How many lines of the entries below contain the string "tick"? Count with case mattering, and reply with the number alone.

### DATA FOR THIS EXERCISE ###

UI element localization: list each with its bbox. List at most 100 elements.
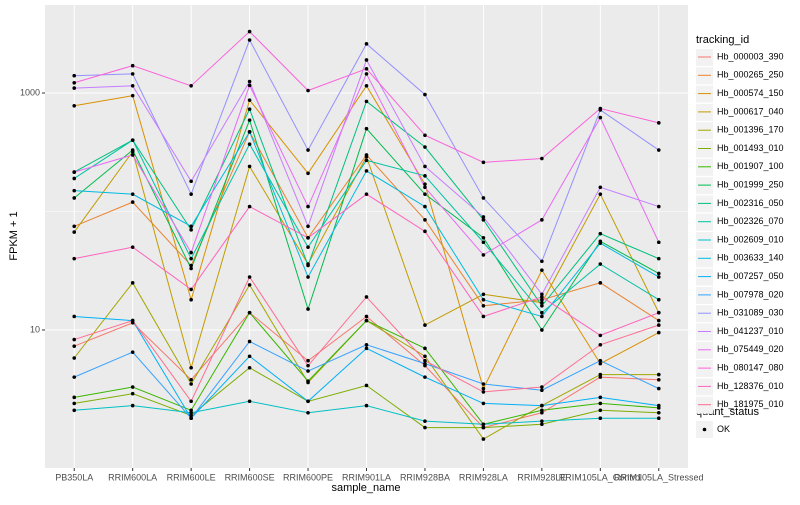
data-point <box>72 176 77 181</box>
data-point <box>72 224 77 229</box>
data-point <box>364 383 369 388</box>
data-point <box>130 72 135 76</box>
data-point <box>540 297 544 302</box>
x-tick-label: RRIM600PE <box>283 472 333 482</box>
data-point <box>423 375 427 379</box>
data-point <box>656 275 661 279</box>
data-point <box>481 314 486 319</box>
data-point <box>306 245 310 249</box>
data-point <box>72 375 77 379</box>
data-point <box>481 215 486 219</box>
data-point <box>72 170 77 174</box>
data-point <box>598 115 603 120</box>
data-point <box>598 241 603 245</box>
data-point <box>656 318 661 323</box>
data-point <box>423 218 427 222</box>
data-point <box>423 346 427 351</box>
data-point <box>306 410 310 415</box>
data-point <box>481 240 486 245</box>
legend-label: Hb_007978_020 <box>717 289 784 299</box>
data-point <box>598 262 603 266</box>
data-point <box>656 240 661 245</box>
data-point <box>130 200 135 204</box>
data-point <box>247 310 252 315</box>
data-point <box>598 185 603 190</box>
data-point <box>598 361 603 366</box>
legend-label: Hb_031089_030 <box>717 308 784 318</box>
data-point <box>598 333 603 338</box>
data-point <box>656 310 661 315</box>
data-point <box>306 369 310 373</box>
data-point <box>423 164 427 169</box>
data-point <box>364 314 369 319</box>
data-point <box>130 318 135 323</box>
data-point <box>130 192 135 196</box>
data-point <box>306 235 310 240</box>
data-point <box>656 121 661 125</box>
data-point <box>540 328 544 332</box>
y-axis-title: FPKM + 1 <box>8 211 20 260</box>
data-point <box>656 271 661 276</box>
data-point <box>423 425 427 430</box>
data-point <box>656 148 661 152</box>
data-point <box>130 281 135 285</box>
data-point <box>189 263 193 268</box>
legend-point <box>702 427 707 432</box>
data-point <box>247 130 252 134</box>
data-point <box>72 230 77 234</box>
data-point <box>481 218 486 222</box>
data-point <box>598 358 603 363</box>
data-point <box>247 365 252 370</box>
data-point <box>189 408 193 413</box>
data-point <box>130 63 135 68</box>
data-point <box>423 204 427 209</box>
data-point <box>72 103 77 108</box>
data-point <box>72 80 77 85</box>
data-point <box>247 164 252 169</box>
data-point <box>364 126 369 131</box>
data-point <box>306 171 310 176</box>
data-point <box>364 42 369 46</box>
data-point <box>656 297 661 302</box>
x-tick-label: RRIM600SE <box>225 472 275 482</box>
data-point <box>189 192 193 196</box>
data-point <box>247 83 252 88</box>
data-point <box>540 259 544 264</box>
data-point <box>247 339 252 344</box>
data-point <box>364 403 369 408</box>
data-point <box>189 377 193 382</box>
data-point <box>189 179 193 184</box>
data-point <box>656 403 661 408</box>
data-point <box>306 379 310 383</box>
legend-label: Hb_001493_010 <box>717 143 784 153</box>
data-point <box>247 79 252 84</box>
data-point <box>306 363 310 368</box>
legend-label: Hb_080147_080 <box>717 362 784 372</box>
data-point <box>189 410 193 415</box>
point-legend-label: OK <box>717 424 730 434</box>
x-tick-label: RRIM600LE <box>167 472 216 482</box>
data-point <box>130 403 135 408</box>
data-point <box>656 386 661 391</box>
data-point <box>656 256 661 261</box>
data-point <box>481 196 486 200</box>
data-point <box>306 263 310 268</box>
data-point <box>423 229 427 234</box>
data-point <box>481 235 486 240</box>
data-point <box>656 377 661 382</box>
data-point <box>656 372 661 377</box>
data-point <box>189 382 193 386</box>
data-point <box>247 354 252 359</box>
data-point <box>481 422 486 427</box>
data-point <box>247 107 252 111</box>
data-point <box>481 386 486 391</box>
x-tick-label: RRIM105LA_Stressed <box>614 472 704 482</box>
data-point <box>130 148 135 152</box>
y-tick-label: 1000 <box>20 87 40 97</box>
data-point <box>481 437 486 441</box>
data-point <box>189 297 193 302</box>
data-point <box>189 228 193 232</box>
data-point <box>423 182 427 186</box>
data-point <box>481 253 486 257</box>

###

### SOLUTION FOR THIS TASK
5